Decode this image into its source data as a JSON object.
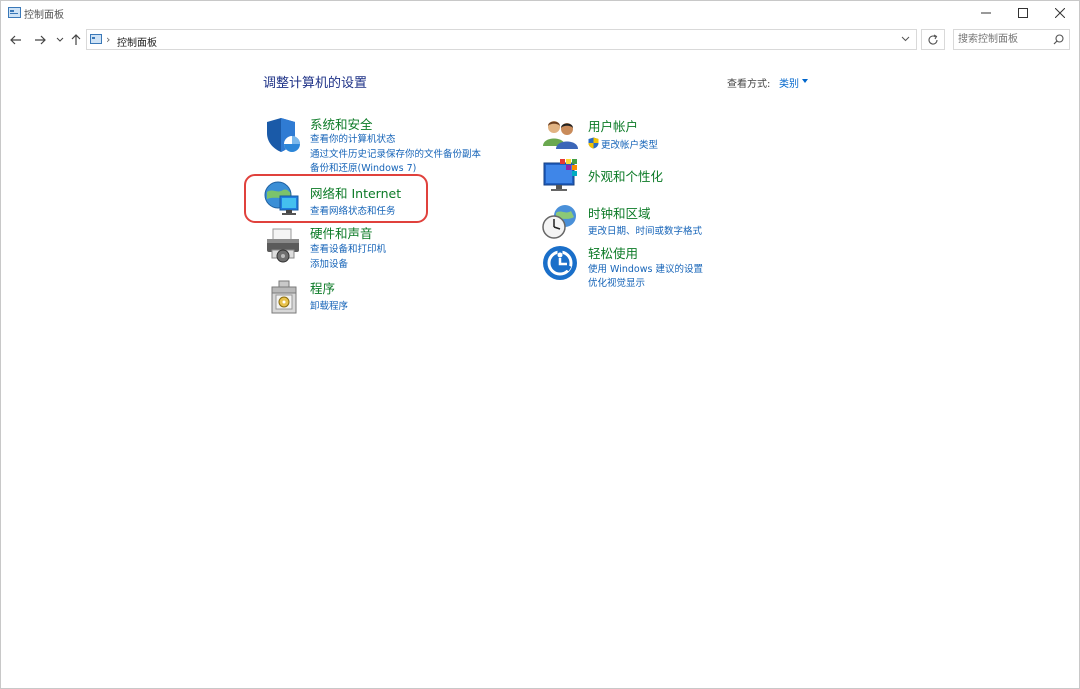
{
  "window": {
    "title": "控制面板"
  },
  "address": {
    "path": "控制面板"
  },
  "search": {
    "placeholder": "搜索控制面板"
  },
  "header": {
    "heading": "调整计算机的设置",
    "view_by_label": "查看方式:",
    "view_by_value": "类别"
  },
  "categories": [
    {
      "title": "系统和安全",
      "links": [
        "查看你的计算机状态",
        "通过文件历史记录保存你的文件备份副本",
        "备份和还原(Windows 7)"
      ],
      "icon": "shield-icon"
    },
    {
      "title": "网络和 Internet",
      "links": [
        "查看网络状态和任务"
      ],
      "icon": "network-globe-icon"
    },
    {
      "title": "硬件和声音",
      "links": [
        "查看设备和打印机",
        "添加设备"
      ],
      "icon": "printer-icon"
    },
    {
      "title": "程序",
      "links": [
        "卸载程序"
      ],
      "icon": "programs-box-icon"
    },
    {
      "title": "用户帐户",
      "links": [
        "更改帐户类型"
      ],
      "icon": "users-icon"
    },
    {
      "title": "外观和个性化",
      "links": [],
      "icon": "monitor-palette-icon"
    },
    {
      "title": "时钟和区域",
      "links": [
        "更改日期、时间或数字格式"
      ],
      "icon": "clock-globe-icon"
    },
    {
      "title": "轻松使用",
      "links": [
        "使用 Windows 建议的设置",
        "优化视觉显示"
      ],
      "icon": "ease-of-access-icon"
    }
  ],
  "colors": {
    "category_title": "#0b7a26",
    "link": "#1664b8",
    "heading": "#1e3287",
    "highlight": "#e0413c"
  }
}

[What you need to do]: Every record must be copied exactly, with the pictures left out.

[In response]:
Decode this image into its source data as a JSON object.
{
  "window": {
    "title": "控制面板"
  },
  "address": {
    "path": "控制面板"
  },
  "search": {
    "placeholder": "搜索控制面板"
  },
  "header": {
    "heading": "调整计算机的设置",
    "view_by_label": "查看方式:",
    "view_by_value": "类别"
  },
  "categories": [
    {
      "title": "系统和安全",
      "links": [
        "查看你的计算机状态",
        "通过文件历史记录保存你的文件备份副本",
        "备份和还原(Windows 7)"
      ],
      "icon": "shield-icon"
    },
    {
      "title": "网络和 Internet",
      "links": [
        "查看网络状态和任务"
      ],
      "icon": "network-globe-icon"
    },
    {
      "title": "硬件和声音",
      "links": [
        "查看设备和打印机",
        "添加设备"
      ],
      "icon": "printer-icon"
    },
    {
      "title": "程序",
      "links": [
        "卸载程序"
      ],
      "icon": "programs-box-icon"
    },
    {
      "title": "用户帐户",
      "links": [
        "更改帐户类型"
      ],
      "icon": "users-icon"
    },
    {
      "title": "外观和个性化",
      "links": [],
      "icon": "monitor-palette-icon"
    },
    {
      "title": "时钟和区域",
      "links": [
        "更改日期、时间或数字格式"
      ],
      "icon": "clock-globe-icon"
    },
    {
      "title": "轻松使用",
      "links": [
        "使用 Windows 建议的设置",
        "优化视觉显示"
      ],
      "icon": "ease-of-access-icon"
    }
  ],
  "colors": {
    "category_title": "#0b7a26",
    "link": "#1664b8",
    "heading": "#1e3287",
    "highlight": "#e0413c"
  }
}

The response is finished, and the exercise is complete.